=== Data in this exercise ===
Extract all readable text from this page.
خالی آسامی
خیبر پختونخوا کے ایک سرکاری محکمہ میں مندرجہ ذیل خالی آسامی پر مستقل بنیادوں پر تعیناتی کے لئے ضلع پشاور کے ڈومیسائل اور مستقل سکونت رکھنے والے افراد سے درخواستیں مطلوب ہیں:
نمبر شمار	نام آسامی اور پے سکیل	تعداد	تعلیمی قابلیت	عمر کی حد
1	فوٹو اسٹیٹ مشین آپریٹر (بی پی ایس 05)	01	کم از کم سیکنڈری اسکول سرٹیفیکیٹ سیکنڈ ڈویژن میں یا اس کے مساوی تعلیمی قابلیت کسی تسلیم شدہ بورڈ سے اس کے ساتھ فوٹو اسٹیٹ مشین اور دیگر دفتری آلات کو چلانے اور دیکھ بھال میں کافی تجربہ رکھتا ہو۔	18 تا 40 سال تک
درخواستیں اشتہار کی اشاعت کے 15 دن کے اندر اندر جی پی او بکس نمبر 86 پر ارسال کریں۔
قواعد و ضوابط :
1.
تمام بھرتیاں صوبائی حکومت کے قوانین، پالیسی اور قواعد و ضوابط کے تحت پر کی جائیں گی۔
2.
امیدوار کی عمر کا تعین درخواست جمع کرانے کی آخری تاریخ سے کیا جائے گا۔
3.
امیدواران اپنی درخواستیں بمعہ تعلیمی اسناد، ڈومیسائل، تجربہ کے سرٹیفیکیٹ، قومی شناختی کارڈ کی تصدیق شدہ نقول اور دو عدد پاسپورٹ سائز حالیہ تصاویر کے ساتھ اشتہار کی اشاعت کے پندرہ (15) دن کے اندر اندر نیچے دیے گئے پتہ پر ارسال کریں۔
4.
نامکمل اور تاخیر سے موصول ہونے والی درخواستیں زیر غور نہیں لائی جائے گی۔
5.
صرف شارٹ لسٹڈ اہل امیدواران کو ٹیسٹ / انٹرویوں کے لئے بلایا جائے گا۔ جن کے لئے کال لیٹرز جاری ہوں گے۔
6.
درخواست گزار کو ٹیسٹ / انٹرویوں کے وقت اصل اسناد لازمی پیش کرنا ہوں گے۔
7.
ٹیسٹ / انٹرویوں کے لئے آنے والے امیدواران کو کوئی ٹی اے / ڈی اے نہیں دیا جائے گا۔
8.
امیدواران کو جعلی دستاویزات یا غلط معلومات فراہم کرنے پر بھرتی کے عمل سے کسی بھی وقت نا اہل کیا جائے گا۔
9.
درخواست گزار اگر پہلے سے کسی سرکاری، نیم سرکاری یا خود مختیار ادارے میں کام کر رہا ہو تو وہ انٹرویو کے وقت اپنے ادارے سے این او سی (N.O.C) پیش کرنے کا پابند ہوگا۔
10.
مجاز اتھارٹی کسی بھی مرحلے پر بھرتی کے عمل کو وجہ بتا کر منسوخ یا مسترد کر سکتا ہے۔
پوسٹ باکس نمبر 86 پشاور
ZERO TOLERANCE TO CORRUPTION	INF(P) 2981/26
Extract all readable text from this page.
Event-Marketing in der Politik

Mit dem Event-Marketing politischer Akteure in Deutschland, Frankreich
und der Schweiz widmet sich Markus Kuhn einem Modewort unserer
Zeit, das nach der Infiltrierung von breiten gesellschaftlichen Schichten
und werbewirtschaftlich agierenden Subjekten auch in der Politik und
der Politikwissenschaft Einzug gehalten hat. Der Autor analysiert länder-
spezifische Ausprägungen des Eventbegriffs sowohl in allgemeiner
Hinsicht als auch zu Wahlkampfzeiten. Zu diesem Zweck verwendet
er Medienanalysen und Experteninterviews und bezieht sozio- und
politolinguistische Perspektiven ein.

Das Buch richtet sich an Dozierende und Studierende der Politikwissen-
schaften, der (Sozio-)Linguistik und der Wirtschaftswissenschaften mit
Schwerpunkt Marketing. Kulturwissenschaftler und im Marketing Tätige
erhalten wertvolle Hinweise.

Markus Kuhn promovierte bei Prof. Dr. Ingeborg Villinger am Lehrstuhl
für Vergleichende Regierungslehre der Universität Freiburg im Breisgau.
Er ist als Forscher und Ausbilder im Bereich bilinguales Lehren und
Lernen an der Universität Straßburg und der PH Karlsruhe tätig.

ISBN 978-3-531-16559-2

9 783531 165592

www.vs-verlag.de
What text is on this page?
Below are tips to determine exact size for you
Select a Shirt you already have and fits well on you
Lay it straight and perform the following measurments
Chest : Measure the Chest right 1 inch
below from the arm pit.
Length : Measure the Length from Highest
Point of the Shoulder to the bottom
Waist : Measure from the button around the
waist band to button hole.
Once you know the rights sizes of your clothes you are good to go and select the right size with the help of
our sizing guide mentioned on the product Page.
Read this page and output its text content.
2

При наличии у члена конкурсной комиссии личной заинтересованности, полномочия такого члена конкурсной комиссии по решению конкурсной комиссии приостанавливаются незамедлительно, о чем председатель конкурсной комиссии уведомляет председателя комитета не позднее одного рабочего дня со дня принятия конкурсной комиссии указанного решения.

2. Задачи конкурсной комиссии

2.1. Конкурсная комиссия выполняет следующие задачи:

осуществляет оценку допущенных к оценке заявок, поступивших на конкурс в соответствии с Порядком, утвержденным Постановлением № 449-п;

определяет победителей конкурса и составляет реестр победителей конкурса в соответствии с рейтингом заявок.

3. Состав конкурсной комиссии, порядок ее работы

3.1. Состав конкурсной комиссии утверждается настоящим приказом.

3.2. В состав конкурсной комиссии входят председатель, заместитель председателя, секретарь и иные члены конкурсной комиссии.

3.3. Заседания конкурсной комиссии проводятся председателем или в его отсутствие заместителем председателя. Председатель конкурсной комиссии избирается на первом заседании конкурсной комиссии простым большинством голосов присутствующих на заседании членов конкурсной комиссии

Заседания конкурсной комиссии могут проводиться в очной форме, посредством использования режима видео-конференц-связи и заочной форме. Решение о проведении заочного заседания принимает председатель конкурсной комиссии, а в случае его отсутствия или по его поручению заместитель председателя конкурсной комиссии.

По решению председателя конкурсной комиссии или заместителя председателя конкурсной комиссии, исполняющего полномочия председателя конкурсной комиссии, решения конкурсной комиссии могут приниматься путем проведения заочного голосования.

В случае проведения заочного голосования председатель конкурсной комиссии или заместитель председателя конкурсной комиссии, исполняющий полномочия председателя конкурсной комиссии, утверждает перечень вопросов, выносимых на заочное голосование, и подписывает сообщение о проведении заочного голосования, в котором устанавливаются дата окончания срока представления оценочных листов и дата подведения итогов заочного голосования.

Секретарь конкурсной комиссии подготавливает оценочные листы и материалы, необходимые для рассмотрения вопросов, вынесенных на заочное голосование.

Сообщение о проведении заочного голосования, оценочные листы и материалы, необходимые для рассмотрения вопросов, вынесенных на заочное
===
Exercise: Return the whole listing exactly.

Correct result:
Extract all readable text from this page.
خالی آسامی
خیبر پختونخوا کے ایک سرکاری محکمہ میں مندرجہ ذیل خالی آسامی پر مستقل بنیادوں پر تعیناتی کے لئے ضلع پشاور کے ڈومیسائل اور مستقل سکونت رکھنے والے افراد سے درخواستیں مطلوب ہیں:
نمبر شمار	نام آسامی اور پے سکیل	تعداد	تعلیمی قابلیت	عمر کی حد
1	فوٹو اسٹیٹ مشین آپریٹر (بی پی ایس 05)	01	کم از کم سیکنڈری اسکول سرٹیفیکیٹ سیکنڈ ڈویژن میں یا اس کے مساوی تعلیمی قابلیت کسی تسلیم شدہ بورڈ سے اس کے ساتھ فوٹو اسٹیٹ مشین اور دیگر دفتری آلات کو چلانے اور دیکھ بھال میں کافی تجربہ رکھتا ہو۔	18 تا 40 سال تک
درخواستیں اشتہار کی اشاعت کے 15 دن کے اندر اندر جی پی او بکس نمبر 86 پر ارسال کریں۔
قواعد و ضوابط :
1.
تمام بھرتیاں صوبائی حکومت کے قوانین، پالیسی اور قواعد و ضوابط کے تحت پر کی جائیں گی۔
2.
امیدوار کی عمر کا تعین درخواست جمع کرانے کی آخری تاریخ سے کیا جائے گا۔
3.
امیدواران اپنی درخواستیں بمعہ تعلیمی اسناد، ڈومیسائل، تجربہ کے سرٹیفیکیٹ، قومی شناختی کارڈ کی تصدیق شدہ نقول اور دو عدد پاسپورٹ سائز حالیہ تصاویر کے ساتھ اشتہار کی اشاعت کے پندرہ (15) دن کے اندر اندر نیچے دیے گئے پتہ پر ارسال کریں۔
4.
نامکمل اور تاخیر سے موصول ہونے والی درخواستیں زیر غور نہیں لائی جائے گی۔
5.
صرف شارٹ لسٹڈ اہل امیدواران کو ٹیسٹ / انٹرویوں کے لئے بلایا جائے گا۔ جن کے لئے کال لیٹرز جاری ہوں گے۔
6.
درخواست گزار کو ٹیسٹ / انٹرویوں کے وقت اصل اسناد لازمی پیش کرنا ہوں گے۔
7.
ٹیسٹ / انٹرویوں کے لئے آنے والے امیدواران کو کوئی ٹی اے / ڈی اے نہیں دیا جائے گا۔
8.
امیدواران کو جعلی دستاویزات یا غلط معلومات فراہم کرنے پر بھرتی کے عمل سے کسی بھی وقت نا اہل کیا جائے گا۔
9.
درخواست گزار اگر پہلے سے کسی سرکاری، نیم سرکاری یا خود مختیار ادارے میں کام کر رہا ہو تو وہ انٹرویو کے وقت اپنے ادارے سے این او سی (N.O.C) پیش کرنے کا پابند ہوگا۔
10.
مجاز اتھارٹی کسی بھی مرحلے پر بھرتی کے عمل کو وجہ بتا کر منسوخ یا مسترد کر سکتا ہے۔
پوسٹ باکس نمبر 86 پشاور
ZERO TOLERANCE TO CORRUPTION	INF(P) 2981/26
Extract all readable text from this page.
Event-Marketing in der Politik

Mit dem Event-Marketing politischer Akteure in Deutschland, Frankreich
und der Schweiz widmet sich Markus Kuhn einem Modewort unserer
Zeit, das nach der Infiltrierung von breiten gesellschaftlichen Schichten
und werbewirtschaftlich agierenden Subjekten auch in der Politik und
der Politikwissenschaft Einzug gehalten hat. Der Autor analysiert länder-
spezifische Ausprägungen des Eventbegriffs sowohl in allgemeiner
Hinsicht als auch zu Wahlkampfzeiten. Zu diesem Zweck verwendet
er Medienanalysen und Experteninterviews und bezieht sozio- und
politolinguistische Perspektiven ein.

Das Buch richtet sich an Dozierende und Studierende der Politikwissen-
schaften, der (Sozio-)Linguistik und der Wirtschaftswissenschaften mit
Schwerpunkt Marketing. Kulturwissenschaftler und im Marketing Tätige
erhalten wertvolle Hinweise.

Markus Kuhn promovierte bei Prof. Dr. Ingeborg Villinger am Lehrstuhl
für Vergleichende Regierungslehre der Universität Freiburg im Breisgau.
Er ist als Forscher und Ausbilder im Bereich bilinguales Lehren und
Lernen an der Universität Straßburg und der PH Karlsruhe tätig.

ISBN 978-3-531-16559-2

9 783531 165592

www.vs-verlag.de
What text is on this page?
Below are tips to determine exact size for you
Select a Shirt you already have and fits well on you
Lay it straight and perform the following measurments
Chest : Measure the Chest right 1 inch
below from the arm pit.
Length : Measure the Length from Highest
Point of the Shoulder to the bottom
Waist : Measure from the button around the
waist band to button hole.
Once you know the rights sizes of your clothes you are good to go and select the right size with the help of
our sizing guide mentioned on the product Page.
Read this page and output its text content.
2

При наличии у члена конкурсной комиссии личной заинтересованности, полномочия такого члена конкурсной комиссии по решению конкурсной комиссии приостанавливаются незамедлительно, о чем председатель конкурсной комиссии уведомляет председателя комитета не позднее одного рабочего дня со дня принятия конкурсной комиссии указанного решения.

2. Задачи конкурсной комиссии

2.1. Конкурсная комиссия выполняет следующие задачи:

осуществляет оценку допущенных к оценке заявок, поступивших на конкурс в соответствии с Порядком, утвержденным Постановлением № 449-п;

определяет победителей конкурса и составляет реестр победителей конкурса в соответствии с рейтингом заявок.

3. Состав конкурсной комиссии, порядок ее работы

3.1. Состав конкурсной комиссии утверждается настоящим приказом.

3.2. В состав конкурсной комиссии входят председатель, заместитель председателя, секретарь и иные члены конкурсной комиссии.

3.3. Заседания конкурсной комиссии проводятся председателем или в его отсутствие заместителем председателя. Председатель конкурсной комиссии избирается на первом заседании конкурсной комиссии простым большинством голосов присутствующих на заседании членов конкурсной комиссии

Заседания конкурсной комиссии могут проводиться в очной форме, посредством использования режима видео-конференц-связи и заочной форме. Решение о проведении заочного заседания принимает председатель конкурсной комиссии, а в случае его отсутствия или по его поручению заместитель председателя конкурсной комиссии.

По решению председателя конкурсной комиссии или заместителя председателя конкурсной комиссии, исполняющего полномочия председателя конкурсной комиссии, решения конкурсной комиссии могут приниматься путем проведения заочного голосования.

В случае проведения заочного голосования председатель конкурсной комиссии или заместитель председателя конкурсной комиссии, исполняющий полномочия председателя конкурсной комиссии, утверждает перечень вопросов, выносимых на заочное голосование, и подписывает сообщение о проведении заочного голосования, в котором устанавливаются дата окончания срока представления оценочных листов и дата подведения итогов заочного голосования.

Секретарь конкурсной комиссии подготавливает оценочные листы и материалы, необходимые для рассмотрения вопросов, вынесенных на заочное голосование.

Сообщение о проведении заочного голосования, оценочные листы и материалы, необходимые для рассмотрения вопросов, вынесенных на заочное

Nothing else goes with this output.